List, from the lines below, each one with "Jeſus" in it.

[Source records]
>> start

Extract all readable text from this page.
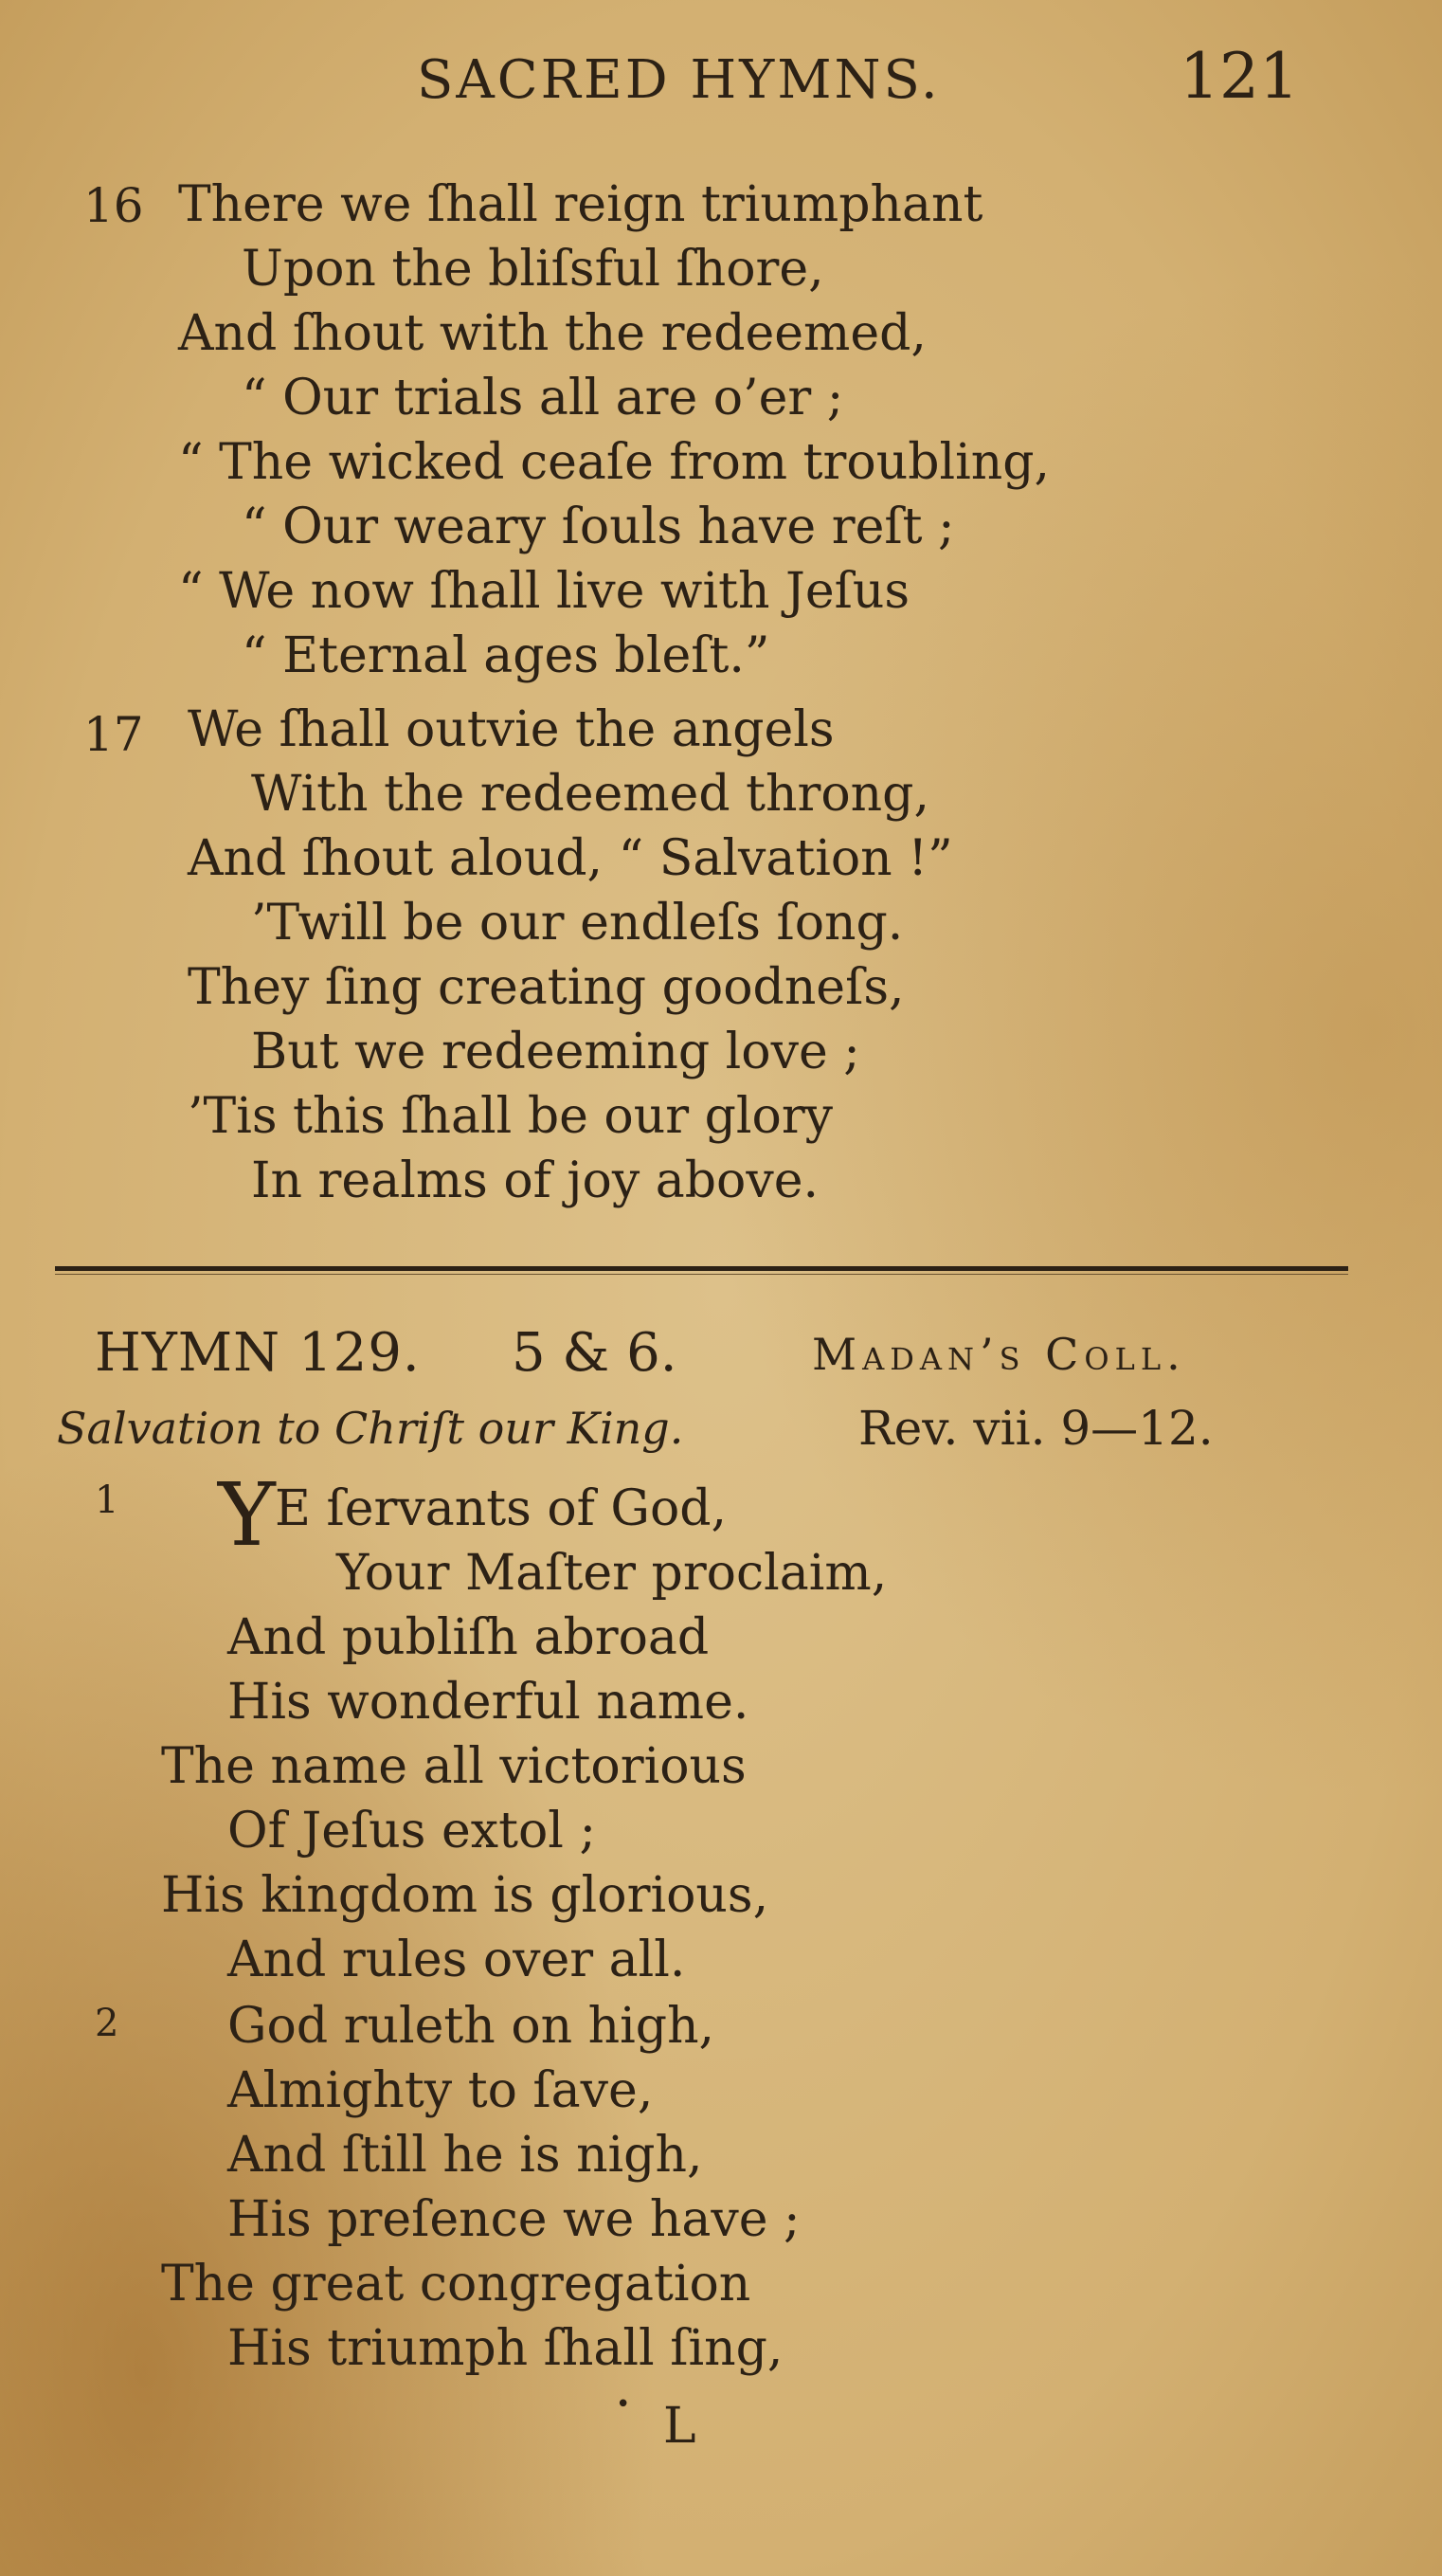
SACRED HYMNS.	121
16 There we ſhall reign triumphant
Upon the bliſsful ſhore,
And ſhout with the redeemed,
“ Our trials all are o’er ;
“ The wicked ceaſe from troubling,
“ Our weary ſouls have reſt ;
“ We now ſhall live with Jeſus
“ Eternal ages bleſt.”
17 We ſhall outvie the angels
With the redeemed throng,
And ſhout aloud, “ Salvation !”
’Twill be our endleſs ſong.
They ſing creating goodneſs,
But we redeeming love ;
’Tis this ſhall be our glory
In realms of joy above.
HYMN 129. 5 & 6.	Madan’s Coll.
Salvation to Chriſt our King.	Rev. vii. 9—12.
1 Y E ſervants of God,
Your Maſter proclaim,
And publiſh abroad
His wonderful name.
The name all victorious
Of Jeſus extol ;
His kingdom is glorious,
And rules over all.
2 God ruleth on high,
Almighty to ſave,
And ſtill he is nigh,
His preſence we have ;
The great congregation
His triumph ſhall ſing,
• L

>> end

Answer in full:
“ We now ſhall live with Jeſus
Of Jeſus extol ;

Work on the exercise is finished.